Prove equality with sine functions

Question

I have the following equality and I wonder if there is an exact way to prove that it is true, without using the calculator of course:

$$\frac{\sqrt{\frac{5}{2}-\frac{\sqrt{5}}{2}}}{\sin \frac{2 \pi}{5}} = \frac{1}{\sin \frac{3 \pi}{10}}.$$

Thank you.

Honestly I don't know where even to start...

Maybe I'd move $\sin\frac{2\pi}{5}$ to the right-hand side but I don't see how this could be helpful.

I see $\sin\frac{\alpha}{2}=\pm\sqrt{\frac{1-\cos\alpha}{2}},$ but I don't know how to continue.

Also I don't see what sense adding those numbers up make...

Answer 1

It suffices to remark that:

$$2 \sin\left(\frac{\pi}{5}\right)=\sqrt{\frac{5}{2}-\frac{\sqrt{5}}{2}}.$$ Then using $\sin(2x)=2\sin(x)\cos(x)$, the equality is equivalent to: $$2 \sin\left(\frac{\pi}{5}\right) \sin\left(\frac{3\pi}{10}\right)=2 \sin\left(\frac{\pi}{5}\right) \cos\left(\frac{\pi}{5}\right),$$ which is equivalent to:

$$\sin\left(\frac{3\pi}{10}\right)=\cos\left(\frac{\pi}{5}\right).$$ The latter is true since $\dfrac{3\pi}{10}+\dfrac{\pi}{5}=\dfrac{\pi}{2}$.
++++++++++++++++++++
**GIVEN EXERCISE 1**
Reproduce the lines of the entries starting at the line that contains "page-title: Loopback Testing: [168, 111, 376, 136]" and ending at the line that contains "central-office-label-line1: Central: [199, 793, 263, 811]", with both of those lines included.
The sine equality thread above is separate material from the entries that come after it.
++++++++++++++++++++
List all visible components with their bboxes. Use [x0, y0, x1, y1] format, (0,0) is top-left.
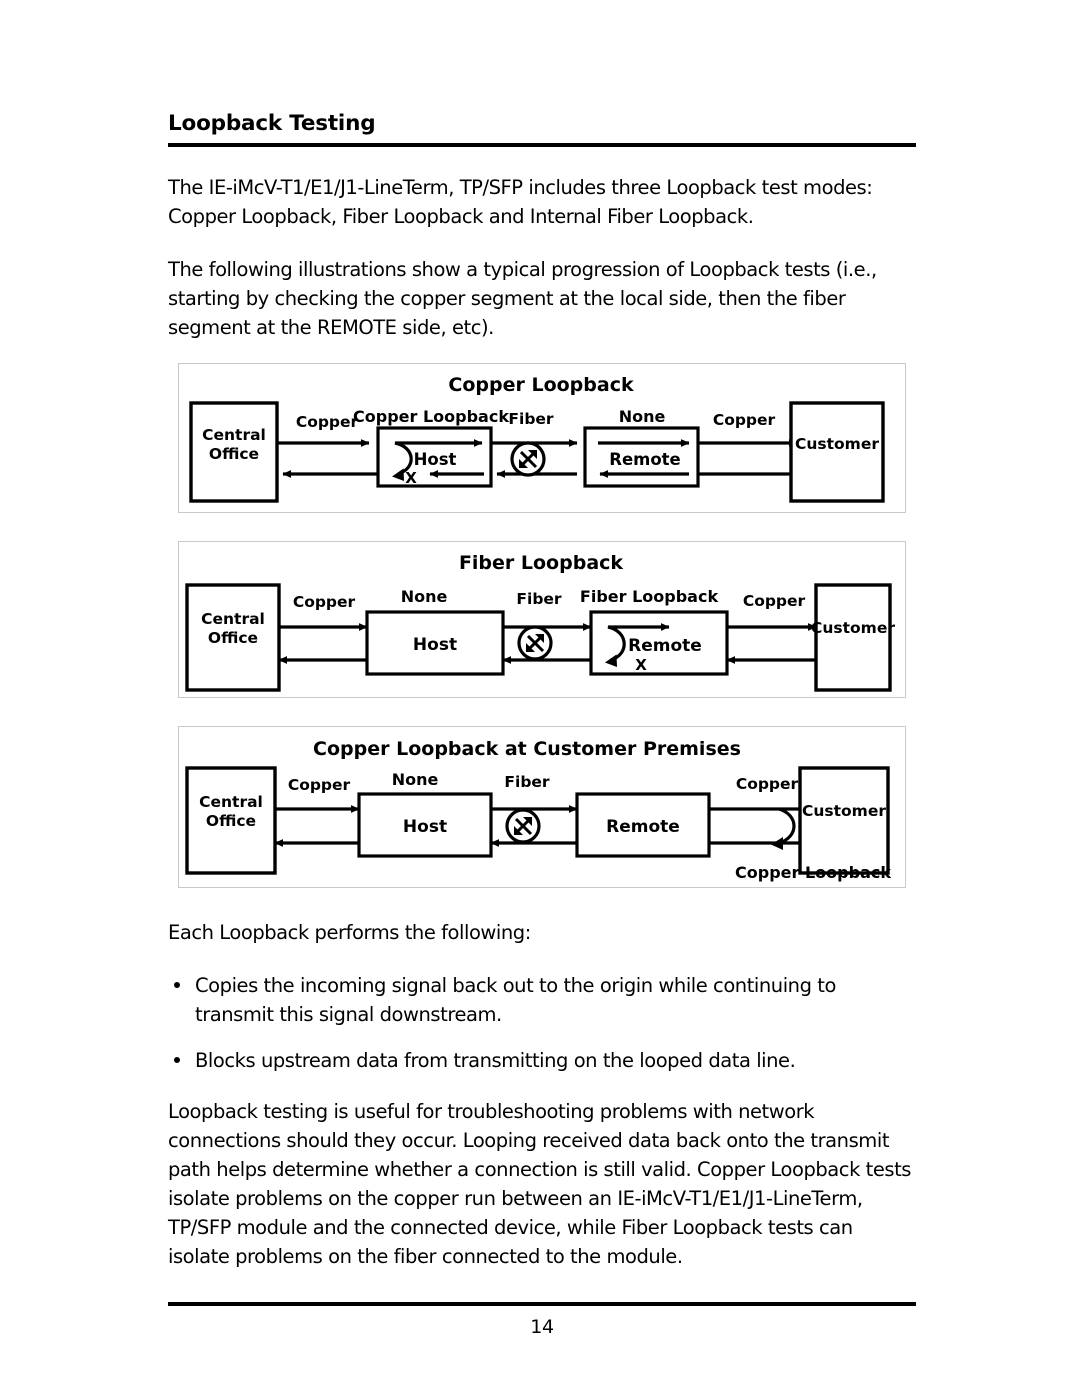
page-title: Loopback Testing: [168, 111, 376, 136]
customer-loopback-arc: [778, 807, 796, 845]
paragraph-closing: Loopback testing is useful for troublesh…: [168, 1099, 912, 1268]
page-footer: 14: [168, 1302, 916, 1338]
host-label: Host: [413, 635, 457, 655]
bullet-dot-icon: [174, 981, 180, 988]
figures-group: Copper Loopback Central Office Copper Co…: [178, 362, 916, 888]
customer-label: Customer: [802, 802, 886, 820]
figure-title: Copper Loopback: [448, 374, 634, 396]
link-label-copper-left: Copper: [296, 413, 359, 431]
host-label: Host: [403, 817, 447, 837]
link-label-fiber: Fiber: [508, 410, 554, 428]
fiber-transceiver-icon: [517, 625, 553, 661]
customer-loopback-arrowhead: [771, 836, 783, 850]
link-label-copper-right: Copper: [736, 775, 799, 793]
link-label-fiber: Fiber: [516, 590, 562, 608]
list-item: Blocks upstream data from transmitting o…: [168, 1046, 916, 1075]
central-office-label-line1: Central: [199, 793, 263, 811]
link-label-copper-left: Copper: [288, 776, 351, 794]
central-office-label-line2: Office: [208, 629, 258, 647]
figure-copper-loopback-customer-premises: Copper Loopback at Customer Premises Cen…: [178, 725, 906, 888]
host-mode-label: Copper Loopback: [353, 407, 509, 426]
list-item-text: Copies the incoming signal back out to t…: [195, 973, 836, 1026]
remote-label: Remote: [609, 450, 681, 469]
host-label: Host: [414, 450, 457, 469]
paragraph-illustrations: The following illustrations show a typic…: [168, 257, 877, 339]
customer-box: [814, 582, 892, 692]
customer-box: [798, 765, 890, 875]
title-divider: [168, 142, 916, 147]
link-label-copper-right: Copper: [713, 411, 776, 429]
footer-divider: [168, 1302, 916, 1306]
central-office-label-line2: Office: [206, 812, 256, 830]
host-mode-label: None: [392, 770, 439, 789]
central-office-label-line1: Central: [201, 610, 265, 628]
figure-fiber-loopback: Fiber Loopback Central Office Copper Non…: [178, 540, 906, 698]
fiber-transceiver-icon: [510, 441, 546, 477]
host-block-marker: X: [405, 469, 417, 487]
link-label-copper-right: Copper: [743, 592, 806, 610]
link-label-fiber: Fiber: [504, 773, 550, 791]
central-office-label-line1: Central: [202, 426, 266, 444]
remote-label: Remote: [606, 817, 680, 837]
figure-title: Fiber Loopback: [459, 552, 623, 574]
fiber-transceiver-icon: [505, 808, 541, 844]
paragraph-each-loopback: Each Loopback performs the following:: [168, 920, 531, 944]
remote-block-marker: X: [635, 656, 647, 674]
link-label-copper-left: Copper: [293, 593, 356, 611]
paragraph-intro: The IE-iMcV-T1/E1/J1-LineTerm, TP/SFP in…: [168, 175, 873, 228]
list-item-text: Blocks upstream data from transmitting o…: [195, 1048, 796, 1072]
bullet-dot-icon: [174, 1056, 180, 1063]
remote-mode-label: Fiber Loopback: [580, 587, 719, 606]
document-page: Loopback Testing The IE-iMcV-T1/E1/J1-Li…: [0, 0, 1080, 1397]
loopback-behavior-list: Copies the incoming signal back out to t…: [168, 971, 916, 1075]
central-office-label-line2: Office: [209, 445, 259, 463]
page-content: Loopback Testing The IE-iMcV-T1/E1/J1-Li…: [168, 112, 916, 1271]
host-mode-label: None: [401, 587, 448, 606]
remote-mode-label: None: [619, 407, 666, 426]
figure-copper-loopback: Copper Loopback Central Office Copper Co…: [178, 362, 906, 513]
remote-label: Remote: [628, 636, 702, 656]
page-number: 14: [530, 1316, 554, 1338]
figure-title: Copper Loopback at Customer Premises: [313, 738, 741, 760]
customer-label: Customer: [811, 619, 895, 637]
figure-caption: Copper Loopback: [735, 863, 891, 882]
list-item: Copies the incoming signal back out to t…: [168, 971, 916, 1029]
customer-label: Customer: [795, 435, 879, 453]
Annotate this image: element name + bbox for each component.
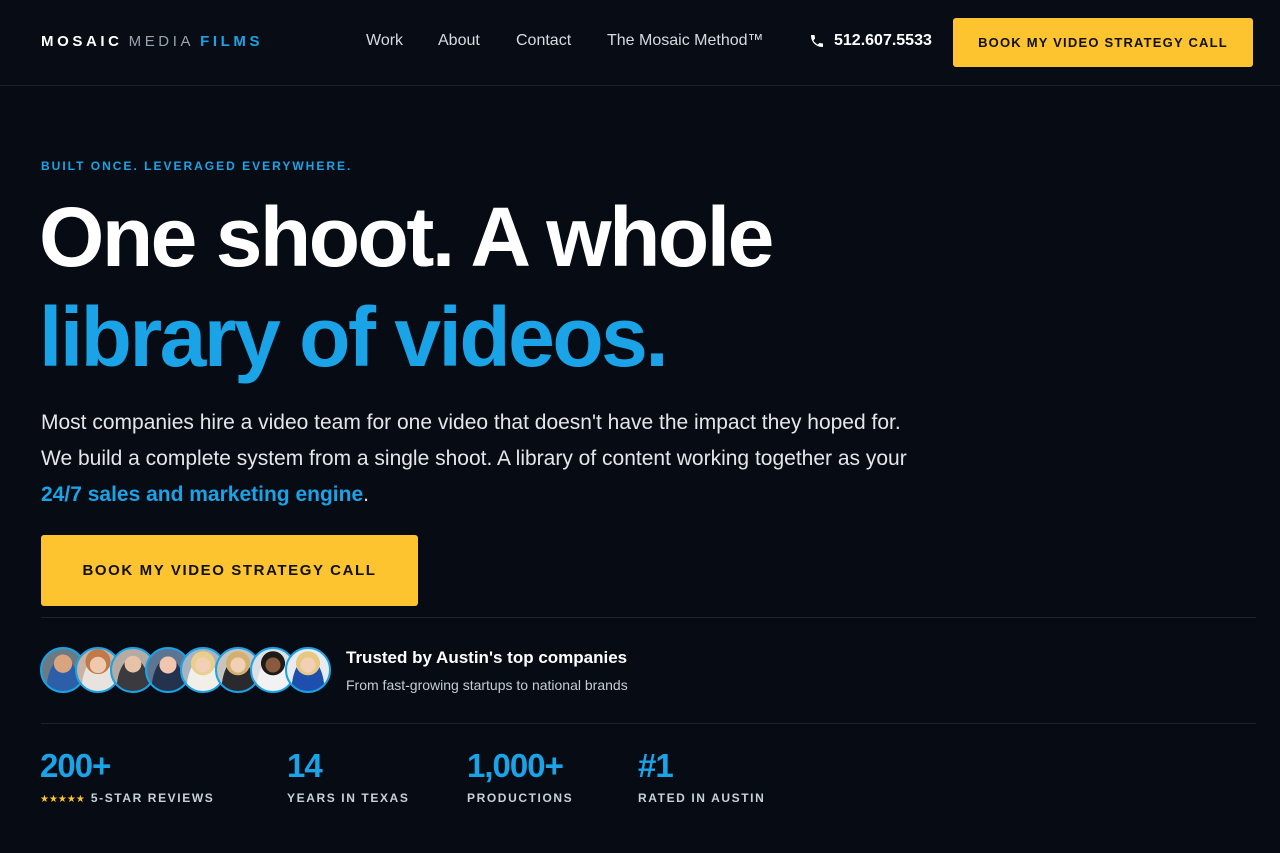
logo-word-media: MEDIA: [128, 33, 195, 50]
phone-number: 512.607.5533: [834, 32, 932, 49]
hero-book-call-button[interactable]: BOOK MY VIDEO STRATEGY CALL: [41, 535, 418, 606]
divider-top: [41, 617, 1256, 618]
stat-reviews: 200+ ★★★★★ 5-STAR REVIEWS: [40, 746, 214, 805]
hero-headline-line2: library of videos.: [39, 290, 669, 384]
stat-label: YEARS IN TEXAS: [287, 791, 410, 805]
stat-value: 14: [287, 747, 323, 784]
site-header: MOSAIC MEDIA FILMS Work About Contact The …: [0, 0, 1280, 86]
hero-headline-line1: One shoot. A whole: [39, 190, 774, 284]
hero-lead: Most companies hire a video team for one…: [41, 405, 921, 513]
hero-lead-text: Most companies hire a video team for one…: [41, 411, 907, 470]
stat-value: 1,000+: [467, 747, 564, 784]
stat-value: #1: [638, 747, 674, 784]
hero-eyebrow: BUILT ONCE. LEVERAGED EVERYWHERE.: [41, 159, 353, 173]
stat-value: 200+: [40, 747, 111, 784]
header-book-call-button[interactable]: BOOK MY VIDEO STRATEGY CALL: [953, 18, 1253, 67]
phone-link[interactable]: 512.607.5533: [809, 32, 932, 50]
nav-about[interactable]: About: [438, 32, 480, 50]
stat-rating: #1 RATED IN AUSTIN: [638, 746, 765, 805]
nav-contact[interactable]: Contact: [516, 32, 571, 50]
client-avatars: [40, 647, 331, 693]
stat-label: RATED IN AUSTIN: [638, 791, 766, 805]
stat-productions: 1,000+ PRODUCTIONS: [467, 746, 573, 805]
trust-title: Trusted by Austin's top companies: [346, 648, 628, 667]
hero-lead-highlight: 24/7 sales and marketing engine: [41, 483, 364, 506]
divider-bottom: [41, 723, 1256, 724]
hero-headline: One shoot. A whole library of videos.: [39, 187, 774, 387]
stat-label: 5-STAR REVIEWS: [90, 791, 215, 805]
logo-word-films: FILMS: [200, 33, 264, 50]
trust-subtitle: From fast-growing startups to national b…: [346, 677, 628, 693]
logo-word-mosaic: MOSAIC: [41, 33, 123, 50]
star-rating-icon: ★★★★★: [40, 794, 85, 805]
nav-work[interactable]: Work: [366, 32, 403, 50]
stat-years: 14 YEARS IN TEXAS: [287, 746, 409, 805]
stat-label: PRODUCTIONS: [467, 791, 574, 805]
nav-mosaic-method[interactable]: The Mosaic Method™: [607, 32, 764, 50]
hero-lead-end: .: [363, 483, 369, 506]
avatar: [285, 647, 331, 693]
logo[interactable]: MOSAIC MEDIA FILMS: [41, 33, 263, 50]
phone-icon: [811, 35, 823, 47]
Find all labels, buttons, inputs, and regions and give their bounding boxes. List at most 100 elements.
++++++++++++++++++++
**GIVEN EXERCISE 2**
In the sine equality thread, what does the answer give as the sum of 3π/10 and π/5?

**REPLY 1**
page-title: Loopback Testing: [168, 111, 376, 136]
customer-loopback-arc: [778, 807, 796, 845]
paragraph-closing: Loopback testing is useful for troublesh…: [168, 1099, 912, 1268]
page-footer: 14: [168, 1302, 916, 1338]
host-label: Host: [413, 635, 457, 655]
bullet-dot-icon: [174, 981, 180, 988]
figures-group: Copper Loopback Central Office Copper Co…: [178, 362, 916, 888]
customer-label: Customer: [802, 802, 886, 820]
figure-title: Copper Loopback: [448, 374, 634, 396]
link-label-copper-left: Copper: [296, 413, 359, 431]
host-label: Host: [403, 817, 447, 837]
link-label-fiber: Fiber: [508, 410, 554, 428]
fiber-transceiver-icon: [517, 625, 553, 661]
customer-loopback-arrowhead: [771, 836, 783, 850]
link-label-copper-right: Copper: [736, 775, 799, 793]
link-label-fiber: Fiber: [516, 590, 562, 608]
list-item: Blocks upstream data from transmitting o…: [168, 1046, 916, 1075]
central-office-label-line1: Central: [199, 793, 263, 811]

**REPLY 2**
π/2